(Saved entries)
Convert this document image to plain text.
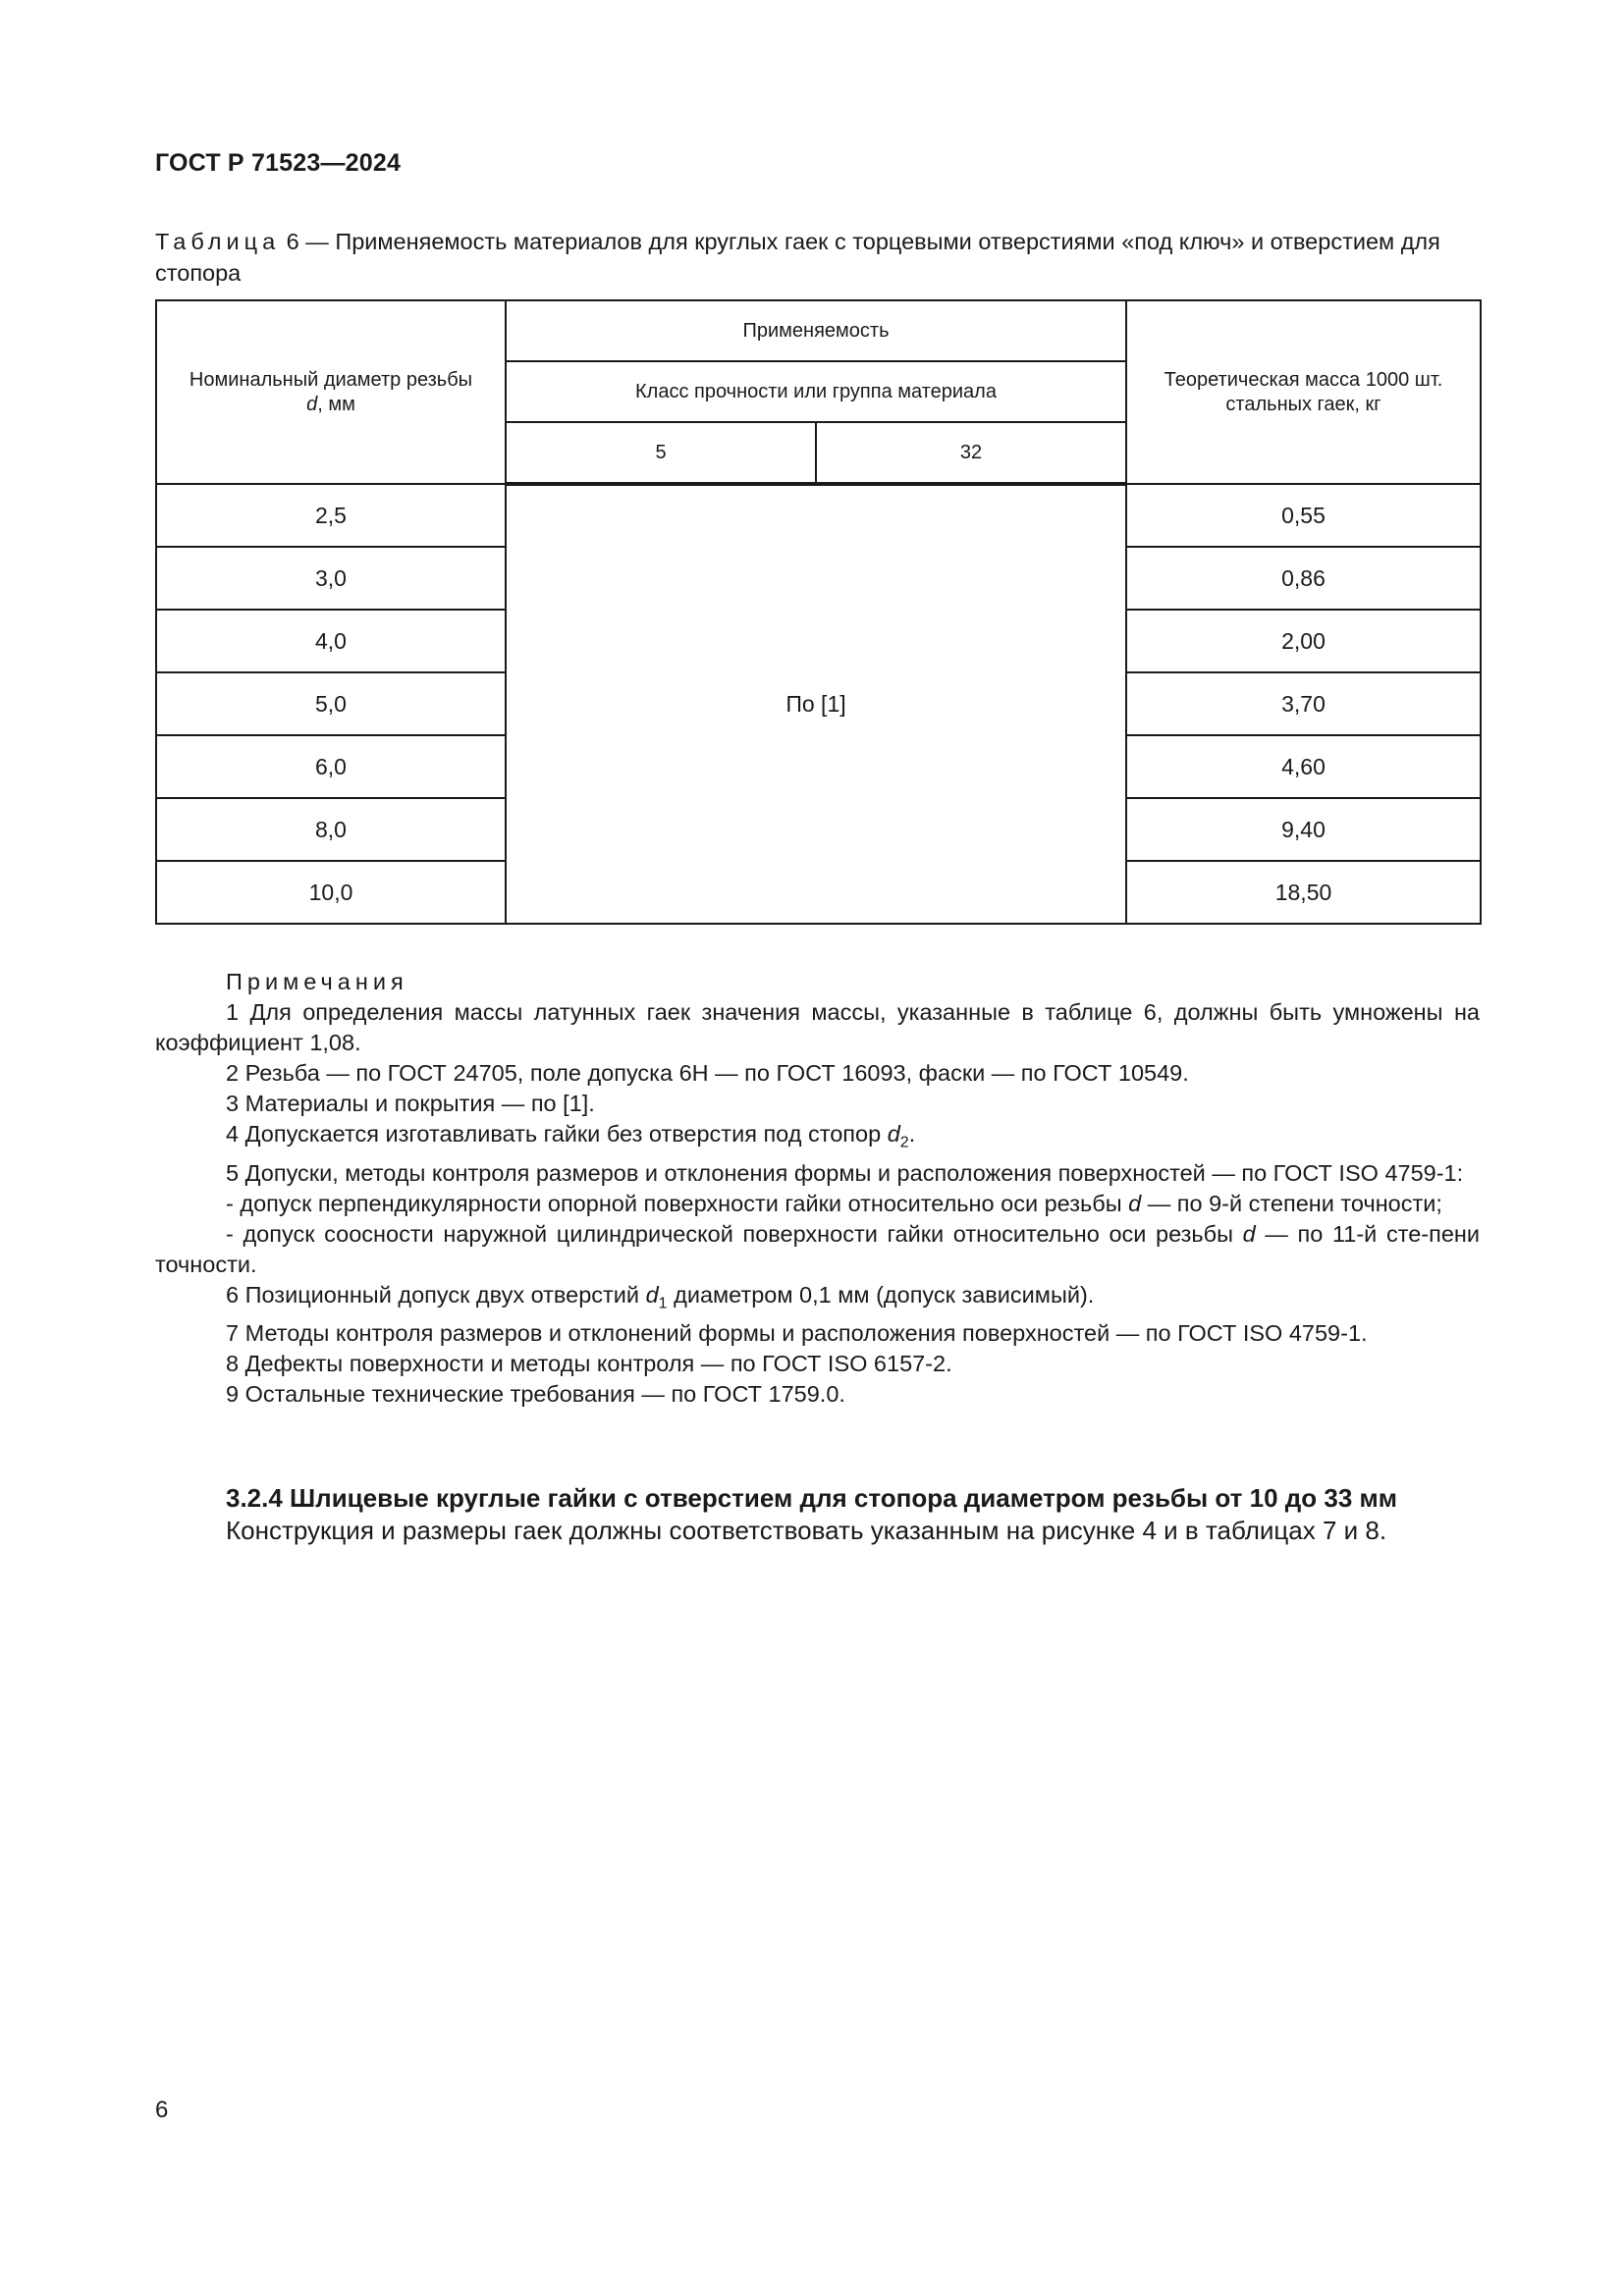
ГОСТ Р 71523—2024
Таблица 6 — Применяемость материалов для круглых гаек с торцевыми отверстиями «под ключ» и отверстием для стопора
Номинальный диаметр резьбы
d, мм	Применяемость		Теоретическая масса 1000 шт. стальных гаек, кг
	Класс прочности или группа материала		
	5	32	
2,5	По [1]		0,55
3,0			0,86
4,0			2,00
5,0			3,70
6,0			4,60
8,0			9,40
10,0			18,50

Примечания

1 Для определения массы латунных гаек значения массы, указанные в таблице 6, должны быть умножены на коэффициент 1,08.

2 Резьба — по ГОСТ 24705, поле допуска 6H — по ГОСТ 16093, фаски — по ГОСТ 10549.

3 Материалы и покрытия — по [1].

4 Допускается изготавливать гайки без отверстия под стопор $d_2$.

5 Допуски, методы контроля размеров и отклонения формы и расположения поверхностей — по ГОСТ ISO 4759-1:

- допуск перпендикулярности опорной поверхности гайки относительно оси резьбы d — по 9-й степени точности;

- допуск соосности наружной цилиндрической поверхности гайки относительно оси резьбы d — по 11-й сте-пени точности.

6 Позиционный допуск двух отверстий $d_1$ диаметром 0,1 мм (допуск зависимый).

7 Методы контроля размеров и отклонений формы и расположения поверхностей — по ГОСТ ISO 4759-1.

8 Дефекты поверхности и методы контроля — по ГОСТ ISO 6157-2.

9 Остальные технические требования — по ГОСТ 1759.0.

3.2.4 Шлицевые круглые гайки с отверстием для стопора диаметром резьбы от 10 до 33 мм

Конструкция и размеры гаек должны соответствовать указанным на рисунке 4 и в таблицах 7 и 8.

6
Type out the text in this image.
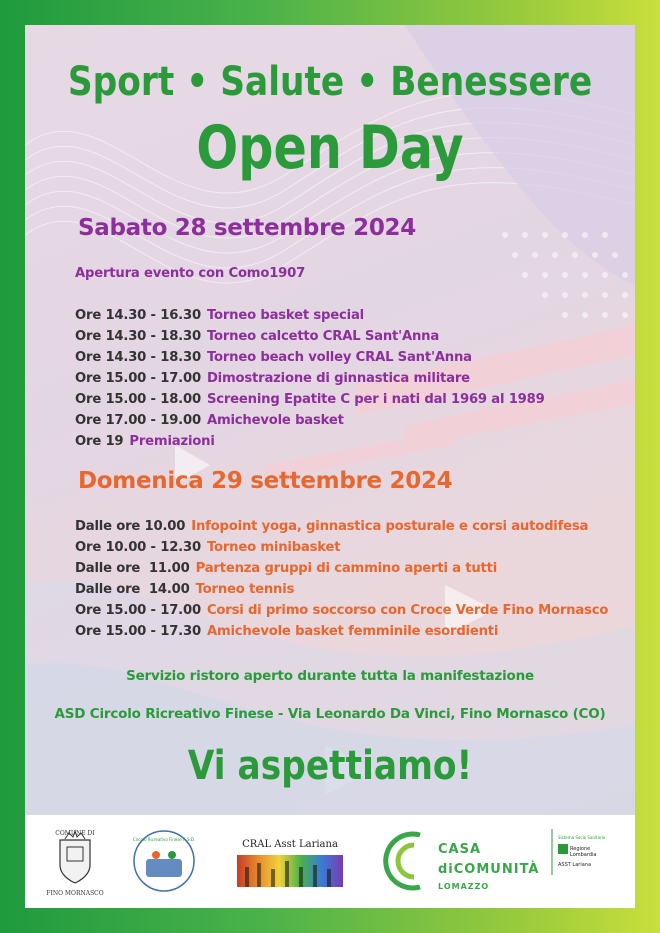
Sport • Salute • Benessere
Open Day
Sabato 28 settembre 2024
Apertura evento con Como1907
Ore 14.30 - 16.30 Torneo basket special
Ore 14.30 - 18.30 Torneo calcetto CRAL Sant'Anna
Ore 14.30 - 18.30 Torneo beach volley CRAL Sant'Anna
Ore 15.00 - 17.00 Dimostrazione di ginnastica militare
Ore 15.00 - 18.00 Screening Epatite C per i nati dal 1969 al 1989
Ore 17.00 - 19.00 Amichevole basket
Ore 19 Premiazioni
Domenica 29 settembre 2024
Dalle ore 10.00 Infopoint yoga, ginnastica posturale e corsi autodifesa
Ore 10.00 - 12.30 Torneo minibasket
Dalle ore  11.00 Partenza gruppi di cammino aperti a tutti
Dalle ore  14.00 Torneo tennis
Ore 15.00 - 17.00 Corsi di primo soccorso con Croce Verde Fino Mornasco
Ore 15.00 - 17.30 Amichevole basket femminile esordienti
Servizio ristoro aperto durante tutta la manifestazione
ASD Circolo Ricreativo Finese - Via Leonardo Da Vinci, Fino Mornasco (CO)
Vi aspettiamo!
COMUNE DI
FINO MORNASCO
Circolo Ricreativo Finese A.S.D.	CRAL Asst Lariana	CASA
diCOMUNITÀ
LOMAZZO
Sistema Socio Sanitario
Regione
Lombardia
ASST Lariana
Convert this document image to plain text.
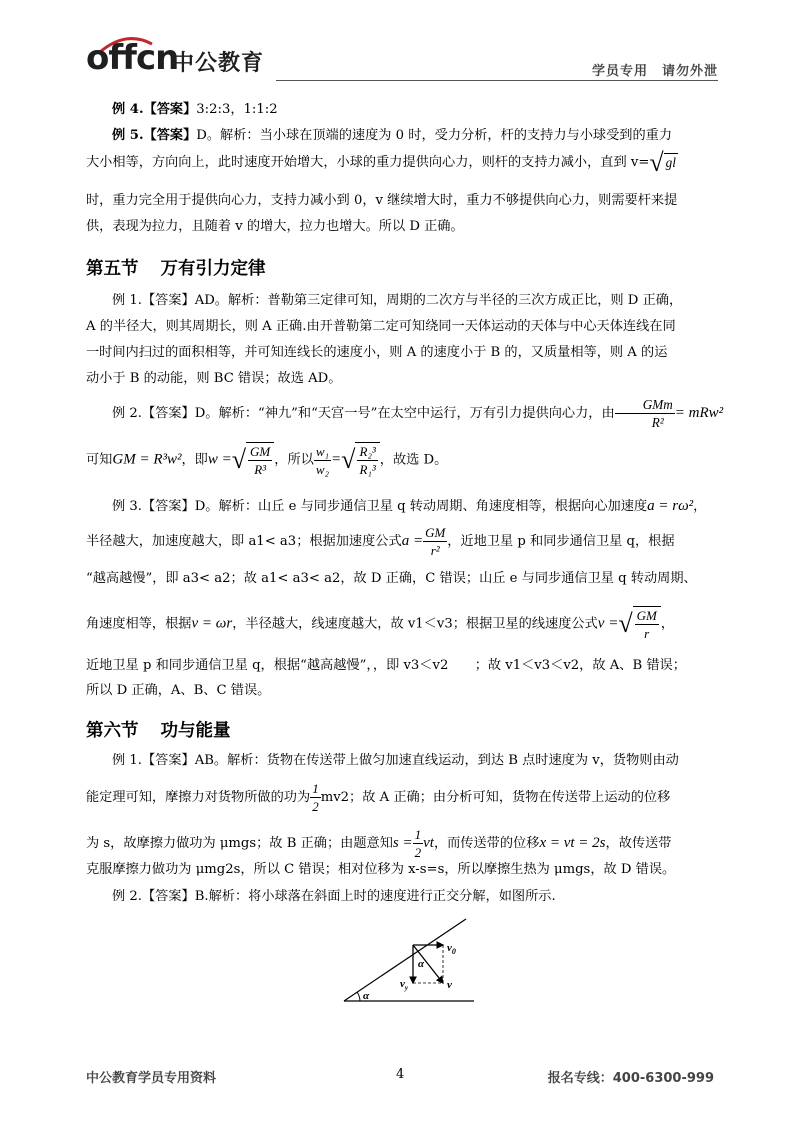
offcn
中公教育	学员专用　请勿外泄
例 4.【答案】3:2:3，1:1:2
例 5.【答案】D。解析：当小球在顶端的速度为 0 时，受力分析，杆的支持力与小球受到的重力
大小相等，方向向上，此时速度开始增大，小球的重力提供向心力，则杆的支持力减小，直到 v=√ gl
时，重力完全用于提供向心力，支持力减小到 0，v 继续增大时，重力不够提供向心力，则需要杆来提
供，表现为拉力，且随着 v 的增大，拉力也增大。所以 D 正确。
第五节 万有引力定律
例 1.【答案】AD。解析：普勒第三定律可知，周期的二次方与半径的三次方成正比，则 D 正确，
A 的半径大，则其周期长，则 A 正确.由开普勒第二定可知绕同一天体运动的天体与中心天体连线在同
一时间内扫过的面积相等，并可知连线长的速度小，则 A 的速度小于 B 的，又质量相等，则 A 的运
动小于 B 的动能，则 BC 错误；故选 AD。
例 2.【答案】D。解析：“神九”和“天宫一号”在太空中运行，万有引力提供向心力，由 $\frac{\text{GMm}}{\text{R²}} = mRw^2$
可知GM = R³w²，即w =√ $\frac{GM}{\text{R³}}$ ，所以 $\frac{\text{w₁}}{\text{w₂}}$ =√ $\frac{\text{R₂³}}{\text{R₁³}}$ ，故选 D。
例 3.【答案】D。解析：山丘 e 与同步通信卫星 q 转动周期、角速度相等，根据向心加速度a = rω²，
半径越大，加速度越大，即 a1< a3；根据加速度公式$a = \frac{GM}{\text{r²}}$ ，近地卫星 p 和同步通信卫星 q，根据
“越高越慢”，即 a3< a2；故 a1< a3< a2，故 D 正确，C 错误；山丘 e 与同步通信卫星 q 转动周期、
角速度相等，根据v = ωr，半径越大，线速度越大，故 v1＜v3；根据卫星的线速度公式v =√ $\frac{GM}{r}$ ，
近地卫星 p 和同步通信卫星 q，根据“越高越慢”，，即 v3＜v2　　；故 v1＜v3＜v2，故 A、B 错误；
所以 D 正确，A、B、C 错误。
第六节 功与能量
例 1.【答案】AB。解析：货物在传送带上做匀加速直线运动，到达 B 点时速度为 v，货物则由动
能定理可知，摩擦力对货物所做的功为 $\frac{1}{2} mv2$；故 A 正确；由分析可知，货物在传送带上运动的位移
为 s，故摩擦力做功为 μmgs；故 B 正确；由题意知$s = \frac{1}{2}$ vt，而传送带的位移x = vt = 2s，故传送带
克服摩擦力做功为 μmg2s，所以 C 错误；相对位移为 x-s=s，所以摩擦生热为 μmgs，故 D 错误。
例 2.【答案】B.解析：将小球落在斜面上时的速度进行正交分解，如图所示.
$v_0$
v
$v_y$
α
α
中公教育学员专用资料	4	报名专线：400-6300-999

DIRECTION: Set down the lines of the records above exactly, apart from the pictures.

TASK RESULT:
Convert this document image to plain text.
ГОСТ Р 71523—2024
Таблица 6 — Применяемость материалов для круглых гаек с торцевыми отверстиями «под ключ» и отверстием для стопора
Номинальный диаметр резьбы
d, мм	Применяемость		Теоретическая масса 1000 шт. стальных гаек, кг
	Класс прочности или группа материала		
	5	32	
2,5	По [1]		0,55
3,0			0,86
4,0			2,00
5,0			3,70
6,0			4,60
8,0			9,40
10,0			18,50

Примечания

1 Для определения массы латунных гаек значения массы, указанные в таблице 6, должны быть умножены на коэффициент 1,08.

2 Резьба — по ГОСТ 24705, поле допуска 6H — по ГОСТ 16093, фаски — по ГОСТ 10549.

3 Материалы и покрытия — по [1].

4 Допускается изготавливать гайки без отверстия под стопор $d_2$.

5 Допуски, методы контроля размеров и отклонения формы и расположения поверхностей — по ГОСТ ISO 4759-1:

- допуск перпендикулярности опорной поверхности гайки относительно оси резьбы d — по 9-й степени точности;

- допуск соосности наружной цилиндрической поверхности гайки относительно оси резьбы d — по 11-й сте-пени точности.

6 Позиционный допуск двух отверстий $d_1$ диаметром 0,1 мм (допуск зависимый).

7 Методы контроля размеров и отклонений формы и расположения поверхностей — по ГОСТ ISO 4759-1.

8 Дефекты поверхности и методы контроля — по ГОСТ ISO 6157-2.

9 Остальные технические требования — по ГОСТ 1759.0.

3.2.4 Шлицевые круглые гайки с отверстием для стопора диаметром резьбы от 10 до 33 мм

Конструкция и размеры гаек должны соответствовать указанным на рисунке 4 и в таблицах 7 и 8.

6
Type out the text in this image.
Sport • Salute • Benessere
Open Day
Sabato 28 settembre 2024
Apertura evento con Como1907
Ore 14.30 - 16.30 Torneo basket special
Ore 14.30 - 18.30 Torneo calcetto CRAL Sant'Anna
Ore 14.30 - 18.30 Torneo beach volley CRAL Sant'Anna
Ore 15.00 - 17.00 Dimostrazione di ginnastica militare
Ore 15.00 - 18.00 Screening Epatite C per i nati dal 1969 al 1989
Ore 17.00 - 19.00 Amichevole basket
Ore 19 Premiazioni
Domenica 29 settembre 2024
Dalle ore 10.00 Infopoint yoga, ginnastica posturale e corsi autodifesa
Ore 10.00 - 12.30 Torneo minibasket
Dalle ore  11.00 Partenza gruppi di cammino aperti a tutti
Dalle ore  14.00 Torneo tennis
Ore 15.00 - 17.00 Corsi di primo soccorso con Croce Verde Fino Mornasco
Ore 15.00 - 17.30 Amichevole basket femminile esordienti
Servizio ristoro aperto durante tutta la manifestazione
ASD Circolo Ricreativo Finese - Via Leonardo Da Vinci, Fino Mornasco (CO)
Vi aspettiamo!
COMUNE DI
FINO MORNASCO
Circolo Ricreativo Finese A.S.D.	CRAL Asst Lariana	CASA
diCOMUNITÀ
LOMAZZO
Sistema Socio Sanitario
Regione
Lombardia
ASST Lariana
Convert this document image to plain text.
offcn
中公教育	学员专用　请勿外泄
例 4.【答案】3:2:3，1:1:2
例 5.【答案】D。解析：当小球在顶端的速度为 0 时，受力分析，杆的支持力与小球受到的重力
大小相等，方向向上，此时速度开始增大，小球的重力提供向心力，则杆的支持力减小，直到 v=√ gl
时，重力完全用于提供向心力，支持力减小到 0，v 继续增大时，重力不够提供向心力，则需要杆来提
供，表现为拉力，且随着 v 的增大，拉力也增大。所以 D 正确。
第五节 万有引力定律
例 1.【答案】AD。解析：普勒第三定律可知，周期的二次方与半径的三次方成正比，则 D 正确，
A 的半径大，则其周期长，则 A 正确.由开普勒第二定可知绕同一天体运动的天体与中心天体连线在同
一时间内扫过的面积相等，并可知连线长的速度小，则 A 的速度小于 B 的，又质量相等，则 A 的运
动小于 B 的动能，则 BC 错误；故选 AD。
例 2.【答案】D。解析：“神九”和“天宫一号”在太空中运行，万有引力提供向心力，由 $\frac{\text{GMm}}{\text{R²}} = mRw^2$
可知GM = R³w²，即w =√ $\frac{GM}{\text{R³}}$ ，所以 $\frac{\text{w₁}}{\text{w₂}}$ =√ $\frac{\text{R₂³}}{\text{R₁³}}$ ，故选 D。
例 3.【答案】D。解析：山丘 e 与同步通信卫星 q 转动周期、角速度相等，根据向心加速度a = rω²，
半径越大，加速度越大，即 a1< a3；根据加速度公式$a = \frac{GM}{\text{r²}}$ ，近地卫星 p 和同步通信卫星 q，根据
“越高越慢”，即 a3< a2；故 a1< a3< a2，故 D 正确，C 错误；山丘 e 与同步通信卫星 q 转动周期、
角速度相等，根据v = ωr，半径越大，线速度越大，故 v1＜v3；根据卫星的线速度公式v =√ $\frac{GM}{r}$ ，
近地卫星 p 和同步通信卫星 q，根据“越高越慢”，，即 v3＜v2　　；故 v1＜v3＜v2，故 A、B 错误；
所以 D 正确，A、B、C 错误。
第六节 功与能量
例 1.【答案】AB。解析：货物在传送带上做匀加速直线运动，到达 B 点时速度为 v，货物则由动
能定理可知，摩擦力对货物所做的功为 $\frac{1}{2} mv2$；故 A 正确；由分析可知，货物在传送带上运动的位移
为 s，故摩擦力做功为 μmgs；故 B 正确；由题意知$s = \frac{1}{2}$ vt，而传送带的位移x = vt = 2s，故传送带
克服摩擦力做功为 μmg2s，所以 C 错误；相对位移为 x-s=s，所以摩擦生热为 μmgs，故 D 错误。
例 2.【答案】B.解析：将小球落在斜面上时的速度进行正交分解，如图所示.
$v_0$
v
$v_y$
α
α
中公教育学员专用资料	4	报名专线：400-6300-999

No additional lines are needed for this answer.